# Start of EXERCISE DATA

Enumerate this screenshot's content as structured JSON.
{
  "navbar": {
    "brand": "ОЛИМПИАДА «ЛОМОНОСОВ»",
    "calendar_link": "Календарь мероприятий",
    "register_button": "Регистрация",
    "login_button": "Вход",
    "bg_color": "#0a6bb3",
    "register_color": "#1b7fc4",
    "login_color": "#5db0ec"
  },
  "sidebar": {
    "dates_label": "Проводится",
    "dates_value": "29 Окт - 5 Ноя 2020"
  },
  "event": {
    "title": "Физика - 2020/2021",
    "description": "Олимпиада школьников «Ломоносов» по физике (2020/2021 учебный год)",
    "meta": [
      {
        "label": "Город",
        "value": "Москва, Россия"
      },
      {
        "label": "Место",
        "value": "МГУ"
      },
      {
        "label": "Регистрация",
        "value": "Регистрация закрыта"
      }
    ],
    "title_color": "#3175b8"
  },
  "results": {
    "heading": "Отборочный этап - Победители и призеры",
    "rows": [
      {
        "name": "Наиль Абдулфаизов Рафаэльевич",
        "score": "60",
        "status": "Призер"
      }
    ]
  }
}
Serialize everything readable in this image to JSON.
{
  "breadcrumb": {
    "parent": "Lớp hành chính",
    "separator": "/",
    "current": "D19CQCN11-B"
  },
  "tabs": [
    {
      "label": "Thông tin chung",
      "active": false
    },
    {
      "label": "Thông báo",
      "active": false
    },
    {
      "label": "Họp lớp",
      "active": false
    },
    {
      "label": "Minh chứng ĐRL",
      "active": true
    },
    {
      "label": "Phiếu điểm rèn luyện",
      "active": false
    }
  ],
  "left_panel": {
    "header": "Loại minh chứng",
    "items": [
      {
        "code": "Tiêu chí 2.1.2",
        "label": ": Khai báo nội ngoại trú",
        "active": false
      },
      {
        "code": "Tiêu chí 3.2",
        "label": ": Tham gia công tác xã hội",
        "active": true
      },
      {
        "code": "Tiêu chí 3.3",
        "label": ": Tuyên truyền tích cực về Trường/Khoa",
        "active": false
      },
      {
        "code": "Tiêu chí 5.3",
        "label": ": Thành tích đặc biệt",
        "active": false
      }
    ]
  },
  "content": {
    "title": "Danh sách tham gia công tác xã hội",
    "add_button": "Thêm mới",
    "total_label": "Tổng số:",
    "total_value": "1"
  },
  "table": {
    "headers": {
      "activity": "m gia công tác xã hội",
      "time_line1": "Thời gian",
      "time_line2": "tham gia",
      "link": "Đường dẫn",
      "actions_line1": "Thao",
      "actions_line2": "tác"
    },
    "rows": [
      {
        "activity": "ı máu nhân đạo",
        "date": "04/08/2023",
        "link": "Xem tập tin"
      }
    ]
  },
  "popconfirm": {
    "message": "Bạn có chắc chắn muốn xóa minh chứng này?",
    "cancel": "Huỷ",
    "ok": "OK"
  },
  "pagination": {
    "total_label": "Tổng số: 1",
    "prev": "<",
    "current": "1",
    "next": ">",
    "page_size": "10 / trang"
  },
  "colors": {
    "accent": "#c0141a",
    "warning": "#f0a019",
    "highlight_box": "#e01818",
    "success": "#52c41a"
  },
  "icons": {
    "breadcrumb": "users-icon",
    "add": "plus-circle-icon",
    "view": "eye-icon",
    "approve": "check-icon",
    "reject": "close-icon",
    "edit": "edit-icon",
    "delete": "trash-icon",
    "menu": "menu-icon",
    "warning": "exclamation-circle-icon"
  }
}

# End of EXERCISE DATA

WHAT YOU NEED TO DO: Restate each record exactly as written.

ANSWER BELOW:
Enumerate this screenshot's content as structured JSON.
{
  "navbar": {
    "brand": "ОЛИМПИАДА «ЛОМОНОСОВ»",
    "calendar_link": "Календарь мероприятий",
    "register_button": "Регистрация",
    "login_button": "Вход",
    "bg_color": "#0a6bb3",
    "register_color": "#1b7fc4",
    "login_color": "#5db0ec"
  },
  "sidebar": {
    "dates_label": "Проводится",
    "dates_value": "29 Окт - 5 Ноя 2020"
  },
  "event": {
    "title": "Физика - 2020/2021",
    "description": "Олимпиада школьников «Ломоносов» по физике (2020/2021 учебный год)",
    "meta": [
      {
        "label": "Город",
        "value": "Москва, Россия"
      },
      {
        "label": "Место",
        "value": "МГУ"
      },
      {
        "label": "Регистрация",
        "value": "Регистрация закрыта"
      }
    ],
    "title_color": "#3175b8"
  },
  "results": {
    "heading": "Отборочный этап - Победители и призеры",
    "rows": [
      {
        "name": "Наиль Абдулфаизов Рафаэльевич",
        "score": "60",
        "status": "Призер"
      }
    ]
  }
}
Serialize everything readable in this image to JSON.
{
  "breadcrumb": {
    "parent": "Lớp hành chính",
    "separator": "/",
    "current": "D19CQCN11-B"
  },
  "tabs": [
    {
      "label": "Thông tin chung",
      "active": false
    },
    {
      "label": "Thông báo",
      "active": false
    },
    {
      "label": "Họp lớp",
      "active": false
    },
    {
      "label": "Minh chứng ĐRL",
      "active": true
    },
    {
      "label": "Phiếu điểm rèn luyện",
      "active": false
    }
  ],
  "left_panel": {
    "header": "Loại minh chứng",
    "items": [
      {
        "code": "Tiêu chí 2.1.2",
        "label": ": Khai báo nội ngoại trú",
        "active": false
      },
      {
        "code": "Tiêu chí 3.2",
        "label": ": Tham gia công tác xã hội",
        "active": true
      },
      {
        "code": "Tiêu chí 3.3",
        "label": ": Tuyên truyền tích cực về Trường/Khoa",
        "active": false
      },
      {
        "code": "Tiêu chí 5.3",
        "label": ": Thành tích đặc biệt",
        "active": false
      }
    ]
  },
  "content": {
    "title": "Danh sách tham gia công tác xã hội",
    "add_button": "Thêm mới",
    "total_label": "Tổng số:",
    "total_value": "1"
  },
  "table": {
    "headers": {
      "activity": "m gia công tác xã hội",
      "time_line1": "Thời gian",
      "time_line2": "tham gia",
      "link": "Đường dẫn",
      "actions_line1": "Thao",
      "actions_line2": "tác"
    },
    "rows": [
      {
        "activity": "ı máu nhân đạo",
        "date": "04/08/2023",
        "link": "Xem tập tin"
      }
    ]
  },
  "popconfirm": {
    "message": "Bạn có chắc chắn muốn xóa minh chứng này?",
    "cancel": "Huỷ",
    "ok": "OK"
  },
  "pagination": {
    "total_label": "Tổng số: 1",
    "prev": "<",
    "current": "1",
    "next": ">",
    "page_size": "10 / trang"
  },
  "colors": {
    "accent": "#c0141a",
    "warning": "#f0a019",
    "highlight_box": "#e01818",
    "success": "#52c41a"
  },
  "icons": {
    "breadcrumb": "users-icon",
    "add": "plus-circle-icon",
    "view": "eye-icon",
    "approve": "check-icon",
    "reject": "close-icon",
    "edit": "edit-icon",
    "delete": "trash-icon",
    "menu": "menu-icon",
    "warning": "exclamation-circle-icon"
  }
}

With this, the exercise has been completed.